THE REQUEST: Count the lines below that contain the word "image", and reply with only that number.
-- START --
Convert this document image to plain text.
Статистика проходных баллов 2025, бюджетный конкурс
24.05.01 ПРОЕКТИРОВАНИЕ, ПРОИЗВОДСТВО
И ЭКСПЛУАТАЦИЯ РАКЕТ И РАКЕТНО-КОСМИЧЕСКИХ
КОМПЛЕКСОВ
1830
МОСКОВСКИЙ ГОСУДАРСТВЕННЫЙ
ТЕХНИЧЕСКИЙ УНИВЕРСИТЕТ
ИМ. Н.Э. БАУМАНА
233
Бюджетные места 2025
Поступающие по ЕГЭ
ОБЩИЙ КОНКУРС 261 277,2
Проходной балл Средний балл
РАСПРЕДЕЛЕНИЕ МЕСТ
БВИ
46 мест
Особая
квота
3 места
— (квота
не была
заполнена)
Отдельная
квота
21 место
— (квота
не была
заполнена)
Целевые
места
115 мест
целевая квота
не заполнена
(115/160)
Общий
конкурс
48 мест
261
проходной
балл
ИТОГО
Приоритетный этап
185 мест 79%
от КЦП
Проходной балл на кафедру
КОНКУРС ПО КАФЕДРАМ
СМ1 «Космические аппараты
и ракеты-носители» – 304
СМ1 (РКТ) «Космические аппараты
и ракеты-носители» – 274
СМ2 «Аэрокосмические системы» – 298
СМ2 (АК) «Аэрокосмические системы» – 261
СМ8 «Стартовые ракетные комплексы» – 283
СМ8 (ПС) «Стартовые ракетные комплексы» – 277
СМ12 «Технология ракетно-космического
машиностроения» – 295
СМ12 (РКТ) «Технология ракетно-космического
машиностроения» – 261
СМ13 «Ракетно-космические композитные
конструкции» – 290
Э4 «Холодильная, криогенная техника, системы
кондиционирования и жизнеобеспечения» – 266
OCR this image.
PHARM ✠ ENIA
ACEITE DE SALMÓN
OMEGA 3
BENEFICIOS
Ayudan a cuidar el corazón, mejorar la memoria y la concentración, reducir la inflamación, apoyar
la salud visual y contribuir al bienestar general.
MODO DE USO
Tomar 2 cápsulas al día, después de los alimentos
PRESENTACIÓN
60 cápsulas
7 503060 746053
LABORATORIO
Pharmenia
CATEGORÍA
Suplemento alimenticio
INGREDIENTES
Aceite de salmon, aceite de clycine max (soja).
-- END --
FULL RESPONSE: 2